>>>
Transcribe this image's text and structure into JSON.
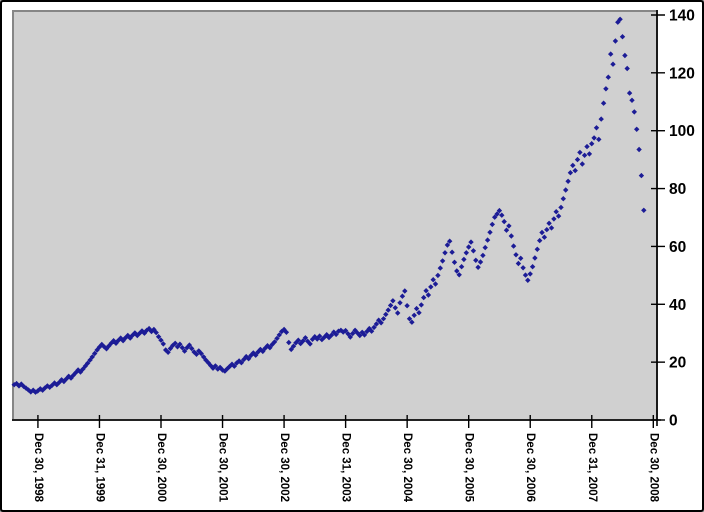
{
  "chart_data": {
    "type": "scatter",
    "title": "",
    "xlabel": "",
    "ylabel": "",
    "legend": "none",
    "grid": false,
    "marker": "diamond",
    "colors": {
      "marker": "#1C1C96",
      "plot_background": "#D0D0D0",
      "plot_border": "#868686",
      "axis": "#000000",
      "outer_background": "#FFFFFF",
      "label_text": "#000000"
    },
    "y_axis_side": "right",
    "ylim": [
      0,
      140
    ],
    "y_ticks": [
      0,
      20,
      40,
      60,
      80,
      100,
      120,
      140
    ],
    "x_tick_labels": [
      "Dec 30, 1998",
      "Dec 31, 1999",
      "Dec 30, 2000",
      "Dec 30, 2001",
      "Dec 30, 2002",
      "Dec 31, 2003",
      "Dec 30, 2004",
      "Dec 30, 2005",
      "Dec 30, 2006",
      "Dec 31, 2007",
      "Dec 30, 2008"
    ],
    "x_tick_t": [
      0,
      1,
      2,
      3,
      4,
      5,
      6,
      7,
      8,
      9,
      10
    ],
    "x_encoding": "t = years after Dec 30, 1998; points sampled ~biweekly",
    "xlim": [
      -0.405,
      10.06
    ],
    "t_start": -0.385,
    "t_step": 0.0384615,
    "values": [
      12.2,
      12.6,
      11.8,
      12.4,
      11.6,
      11.0,
      10.4,
      9.7,
      10.3,
      9.6,
      10.1,
      10.8,
      10.3,
      11.1,
      11.8,
      11.3,
      12.0,
      12.8,
      12.2,
      13.0,
      13.9,
      13.3,
      14.2,
      15.1,
      14.5,
      15.5,
      16.4,
      17.3,
      16.6,
      17.6,
      18.6,
      19.6,
      20.7,
      21.8,
      23.0,
      24.2,
      25.2,
      26.1,
      25.3,
      24.6,
      25.6,
      26.6,
      27.4,
      26.5,
      27.5,
      28.3,
      27.4,
      28.4,
      29.2,
      28.3,
      29.3,
      30.1,
      29.2,
      30.0,
      30.8,
      30.0,
      31.0,
      31.6,
      30.6,
      31.3,
      30.2,
      28.8,
      27.6,
      26.3,
      24.2,
      23.4,
      24.7,
      25.8,
      26.5,
      25.3,
      26.2,
      25.0,
      23.8,
      25.0,
      25.9,
      24.7,
      23.5,
      22.7,
      23.9,
      23.0,
      21.8,
      20.7,
      19.8,
      18.8,
      17.9,
      18.7,
      17.6,
      18.2,
      17.3,
      16.9,
      17.7,
      18.5,
      19.3,
      18.6,
      19.7,
      20.4,
      19.8,
      20.9,
      21.9,
      21.2,
      22.3,
      23.2,
      22.4,
      23.5,
      24.4,
      23.7,
      24.8,
      25.7,
      25.0,
      26.1,
      27.0,
      28.2,
      29.4,
      30.6,
      31.3,
      30.3,
      26.8,
      24.4,
      25.5,
      26.7,
      27.6,
      26.4,
      27.3,
      28.4,
      27.2,
      26.3,
      27.9,
      28.8,
      28.0,
      29.0,
      27.8,
      28.6,
      29.5,
      28.5,
      29.3,
      30.4,
      29.6,
      30.7,
      31.0,
      30.4,
      30.9,
      29.8,
      28.7,
      29.9,
      31.0,
      30.1,
      29.2,
      30.3,
      29.4,
      30.6,
      31.6,
      30.7,
      32.0,
      33.2,
      34.5,
      33.6,
      35.0,
      36.5,
      38.0,
      39.6,
      41.2,
      38.8,
      37.0,
      40.5,
      42.8,
      44.6,
      39.5,
      35.0,
      33.8,
      36.2,
      38.5,
      37.1,
      39.8,
      42.3,
      44.7,
      43.2,
      46.0,
      48.5,
      47.0,
      50.0,
      52.5,
      55.0,
      57.8,
      60.5,
      61.8,
      58.0,
      54.5,
      51.5,
      50.2,
      53.0,
      55.5,
      57.8,
      59.8,
      61.5,
      58.5,
      55.2,
      52.8,
      54.6,
      56.9,
      59.6,
      62.2,
      64.9,
      67.6,
      70.1,
      71.2,
      72.4,
      70.8,
      68.6,
      65.6,
      67.1,
      63.6,
      60.1,
      57.1,
      54.1,
      55.9,
      52.6,
      50.1,
      48.3,
      50.5,
      53.0,
      56.0,
      59.0,
      62.0,
      64.8,
      63.2,
      65.8,
      68.0,
      66.4,
      69.5,
      72.0,
      70.5,
      73.5,
      76.5,
      79.5,
      82.5,
      85.5,
      88.0,
      86.2,
      90.0,
      92.5,
      88.5,
      91.5,
      94.5,
      92.0,
      95.5,
      97.5,
      101.0,
      97.0,
      104.0,
      109.5,
      114.5,
      118.5,
      126.5,
      123.0,
      131.0,
      137.5,
      138.5,
      132.5,
      126.0,
      121.5,
      113.0,
      110.5,
      106.5,
      100.5,
      93.5,
      84.5,
      72.5
    ]
  }
}
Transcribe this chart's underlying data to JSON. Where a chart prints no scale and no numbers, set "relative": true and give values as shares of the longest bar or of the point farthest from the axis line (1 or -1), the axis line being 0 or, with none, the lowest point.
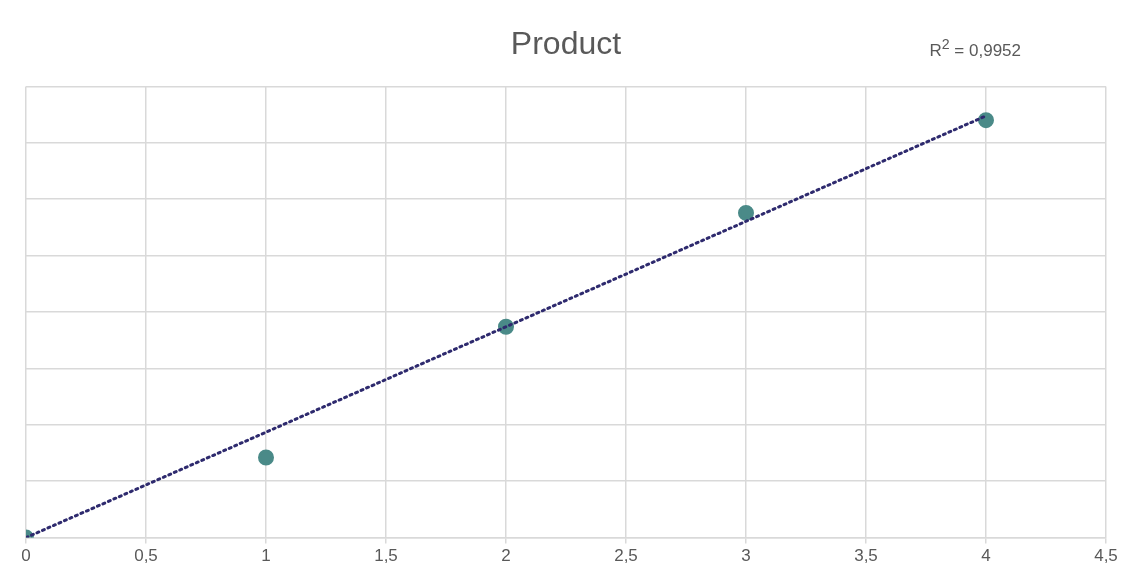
{
  "chart_data": {
    "type": "scatter",
    "title": "Product",
    "relative": true,
    "x": [
      0,
      1,
      2,
      3,
      4
    ],
    "xlim": [
      0,
      4.5
    ],
    "xticks": [
      0,
      {
        "value": 0.5,
        "label": "0,5"
      },
      1,
      {
        "value": 1.5,
        "label": "1,5"
      },
      2,
      {
        "value": 2.5,
        "label": "2,5"
      },
      3,
      {
        "value": 3.5,
        "label": "3,5"
      },
      4,
      {
        "value": 4.5,
        "label": "4,5"
      }
    ],
    "series": [
      {
        "color": "#4a8a88",
        "values": [
          0,
          0.19,
          0.5,
          0.77,
          0.99
        ],
        "marker": "circle"
      },
      {
        "type": "line",
        "color": "#2e2a6e",
        "x": [
          0,
          4
        ],
        "values": [
          0,
          1
        ],
        "marker": "none",
        "line_style": "dotted"
      }
    ],
    "annotations": [
      "R$^{2}$ = 0,9952"
    ],
    "grid": true,
    "legend": false
  }
}
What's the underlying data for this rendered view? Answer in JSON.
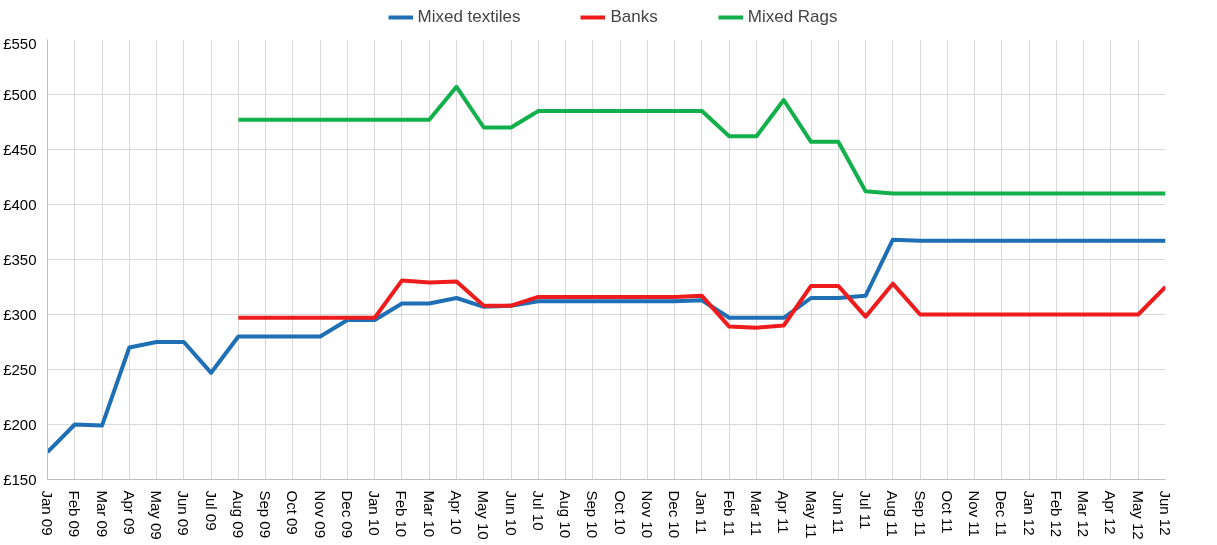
{
  "chart_data": {
    "type": "line",
    "categories": [
      "Jan 09",
      "Feb 09",
      "Mar 09",
      "Apr 09",
      "May 09",
      "Jun 09",
      "Jul 09",
      "Aug 09",
      "Sep 09",
      "Oct 09",
      "Nov 09",
      "Dec 09",
      "Jan 10",
      "Feb 10",
      "Mar 10",
      "Apr 10",
      "May 10",
      "Jun 10",
      "Jul 10",
      "Aug 10",
      "Sep 10",
      "Oct 10",
      "Nov 10",
      "Dec 10",
      "Jan 11",
      "Feb 11",
      "Mar 11",
      "Apr 11",
      "May 11",
      "Jun 11",
      "Jul 11",
      "Aug 11",
      "Sep 11",
      "Oct 11",
      "Nov 11",
      "Dec 11",
      "Jan 12",
      "Feb 12",
      "Mar 12",
      "Apr 12",
      "May 12",
      "Jun 12"
    ],
    "series": [
      {
        "name": "Mixed textiles",
        "color": "#1f6fb5",
        "values": [
          175,
          200,
          199,
          270,
          275,
          275,
          247,
          280,
          280,
          280,
          280,
          295,
          295,
          310,
          310,
          315,
          307,
          308,
          312,
          312,
          312,
          312,
          312,
          312,
          313,
          297,
          297,
          297,
          315,
          315,
          317,
          368,
          367,
          367,
          367,
          367,
          367,
          367,
          367,
          367,
          367,
          367
        ]
      },
      {
        "name": "Banks",
        "color": "#ee1c1c",
        "values": [
          null,
          null,
          null,
          null,
          null,
          null,
          null,
          297,
          297,
          297,
          297,
          297,
          297,
          331,
          329,
          330,
          308,
          308,
          316,
          316,
          316,
          316,
          316,
          316,
          317,
          289,
          288,
          290,
          326,
          326,
          298,
          328,
          300,
          300,
          300,
          300,
          300,
          300,
          300,
          300,
          300,
          325
        ]
      },
      {
        "name": "Mixed Rags",
        "color": "#12b04a",
        "values": [
          null,
          null,
          null,
          null,
          null,
          null,
          null,
          477,
          477,
          477,
          477,
          477,
          477,
          477,
          477,
          507,
          470,
          470,
          485,
          485,
          485,
          485,
          485,
          485,
          485,
          462,
          462,
          495,
          457,
          457,
          412,
          410,
          410,
          410,
          410,
          410,
          410,
          410,
          410,
          410,
          410,
          410
        ]
      }
    ],
    "ylim": [
      150,
      550
    ],
    "yticks": [
      {
        "value": 150,
        "label": "£150"
      },
      {
        "value": 200,
        "label": "£200"
      },
      {
        "value": 250,
        "label": "£250"
      },
      {
        "value": 300,
        "label": "£300"
      },
      {
        "value": 350,
        "label": "£350"
      },
      {
        "value": 400,
        "label": "£400"
      },
      {
        "value": 450,
        "label": "£450"
      },
      {
        "value": 500,
        "label": "£500"
      },
      {
        "value": 550,
        "label": "£550"
      }
    ],
    "grid": true,
    "legend": "top",
    "marker": "none",
    "line_style": "solid"
  }
}
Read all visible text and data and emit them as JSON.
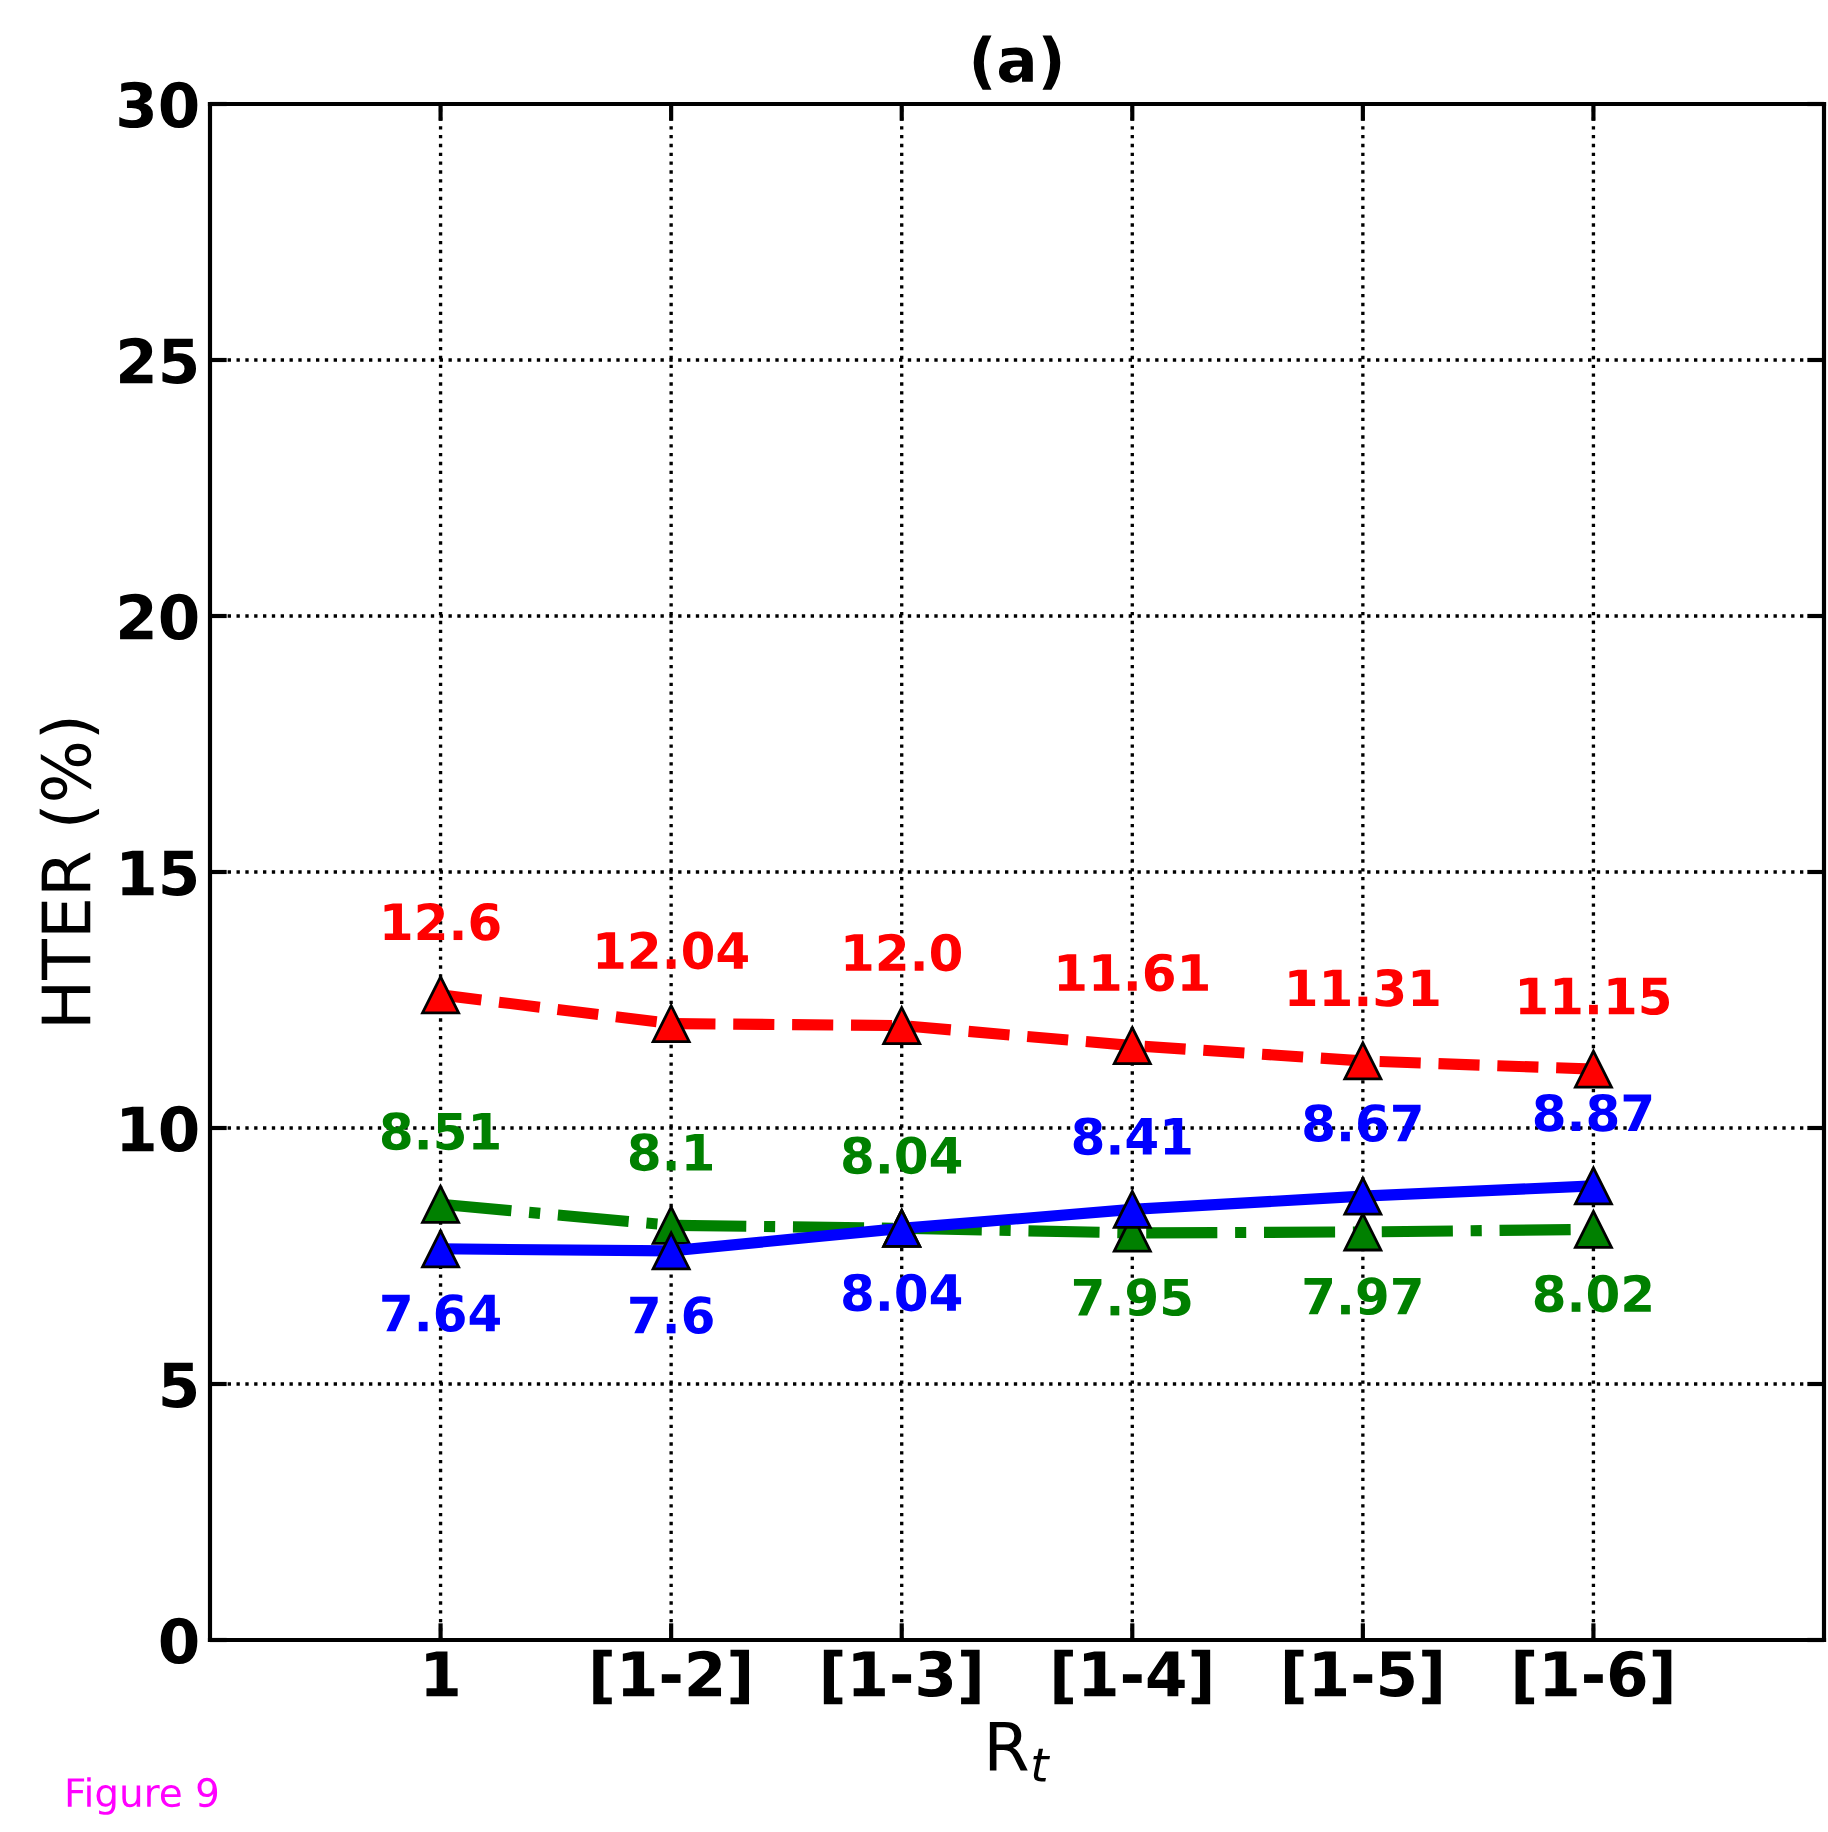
{
  "chart_data": {
    "type": "line",
    "title": "(a)",
    "xlabel": "R$_{t}$",
    "ylabel": "HTER (%)",
    "categories": [
      "1",
      "[1-2]",
      "[1-3]",
      "[1-4]",
      "[1-5]",
      "[1-6]"
    ],
    "series": [
      {
        "color": "#ff0000",
        "line_style": "dashed",
        "values": [
          12.6,
          12.04,
          12.0,
          11.61,
          11.31,
          11.15
        ],
        "value_labels": [
          "12.6",
          "12.04",
          "12.0",
          "11.61",
          "11.31",
          "11.15"
        ]
      },
      {
        "color": "#008000",
        "line_style": "dotted",
        "values": [
          8.51,
          8.1,
          8.04,
          7.95,
          7.97,
          8.02
        ],
        "value_labels": [
          "8.51",
          "8.1",
          "8.04",
          "7.95",
          "7.97",
          "8.02"
        ]
      },
      {
        "color": "#0000ff",
        "line_style": "solid",
        "values": [
          7.64,
          7.6,
          8.04,
          8.41,
          8.67,
          8.87
        ],
        "value_labels": [
          "7.64",
          "7.6",
          "8.04",
          "8.41",
          "8.67",
          "8.87"
        ]
      }
    ],
    "ylim": [
      0,
      30
    ],
    "yticks": [
      0,
      5,
      10,
      15,
      20,
      25,
      30
    ],
    "grid": true,
    "marker": "triangle",
    "annotations": [
      "Figure 9"
    ]
  }
}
<<<
DIRECTION:
In the records above, find each line with the word "dotted" and copy it.

THE COMPLETED TASK:
        "line_style": "dotted"
        "line_style": "dotted",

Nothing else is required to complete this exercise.